Your goal: Set down the data below without change, skipping the pictures it holds.

====== Input rows

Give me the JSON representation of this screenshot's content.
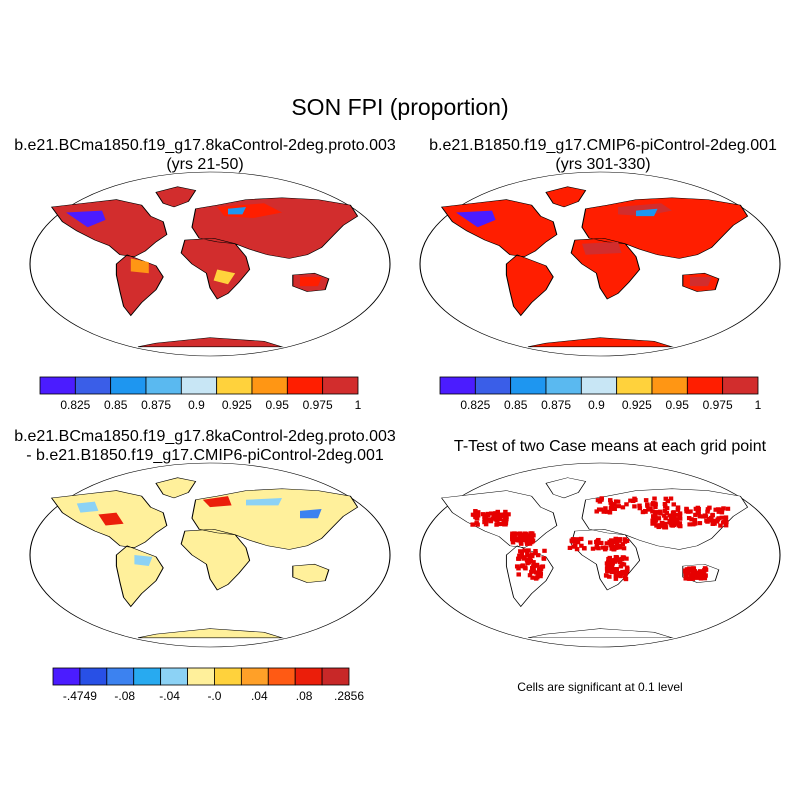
{
  "figure": {
    "title": "SON FPI (proportion)",
    "panels": [
      {
        "id": "case1",
        "title_line1": "b.e21.BCma1850.f19_g17.8kaControl-2deg.proto.003",
        "title_line2": "(yrs 21-50)"
      },
      {
        "id": "case2",
        "title_line1": "b.e21.B1850.f19_g17.CMIP6-piControl-2deg.001",
        "title_line2": "(yrs 301-330)"
      },
      {
        "id": "diff",
        "title_line1": "b.e21.BCma1850.f19_g17.8kaControl-2deg.proto.003",
        "title_line2": "- b.e21.B1850.f19_g17.CMIP6-piControl-2deg.001"
      },
      {
        "id": "ttest",
        "title_line1": "T-Test of two Case means at each grid point"
      }
    ],
    "significance_note": "Cells are significant at 0.1 level"
  },
  "colorbars": {
    "mean": {
      "colors": [
        "#4b1cff",
        "#3a5ee8",
        "#1e96f0",
        "#5ab9f0",
        "#c8e6f5",
        "#ffd23c",
        "#ff9614",
        "#ff1e00",
        "#d22d2d"
      ],
      "labels": [
        "0.825",
        "0.85",
        "0.875",
        "0.9",
        "0.925",
        "0.95",
        "0.975",
        "1"
      ]
    },
    "diff": {
      "colors": [
        "#4b1cff",
        "#2850e6",
        "#3c82f0",
        "#28aaf0",
        "#8cd2f5",
        "#fff09b",
        "#ffd23c",
        "#ffa028",
        "#ff5a14",
        "#eb1e0a",
        "#c82828"
      ],
      "labels": [
        "-.4749",
        "-.08",
        "-.04",
        "-.0",
        ".04",
        ".08",
        ".2856"
      ]
    },
    "ttest_color": "#e60000"
  }
}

============

The response:
Give me the JSON representation of this screenshot's content.
{
  "figure": {
    "title": "SON FPI (proportion)",
    "panels": [
      {
        "id": "case1",
        "title_line1": "b.e21.BCma1850.f19_g17.8kaControl-2deg.proto.003",
        "title_line2": "(yrs 21-50)"
      },
      {
        "id": "case2",
        "title_line1": "b.e21.B1850.f19_g17.CMIP6-piControl-2deg.001",
        "title_line2": "(yrs 301-330)"
      },
      {
        "id": "diff",
        "title_line1": "b.e21.BCma1850.f19_g17.8kaControl-2deg.proto.003",
        "title_line2": "- b.e21.B1850.f19_g17.CMIP6-piControl-2deg.001"
      },
      {
        "id": "ttest",
        "title_line1": "T-Test of two Case means at each grid point"
      }
    ],
    "significance_note": "Cells are significant at 0.1 level"
  },
  "colorbars": {
    "mean": {
      "colors": [
        "#4b1cff",
        "#3a5ee8",
        "#1e96f0",
        "#5ab9f0",
        "#c8e6f5",
        "#ffd23c",
        "#ff9614",
        "#ff1e00",
        "#d22d2d"
      ],
      "labels": [
        "0.825",
        "0.85",
        "0.875",
        "0.9",
        "0.925",
        "0.95",
        "0.975",
        "1"
      ]
    },
    "diff": {
      "colors": [
        "#4b1cff",
        "#2850e6",
        "#3c82f0",
        "#28aaf0",
        "#8cd2f5",
        "#fff09b",
        "#ffd23c",
        "#ffa028",
        "#ff5a14",
        "#eb1e0a",
        "#c82828"
      ],
      "labels": [
        "-.4749",
        "-.08",
        "-.04",
        "-.0",
        ".04",
        ".08",
        ".2856"
      ]
    },
    "ttest_color": "#e60000"
  }
}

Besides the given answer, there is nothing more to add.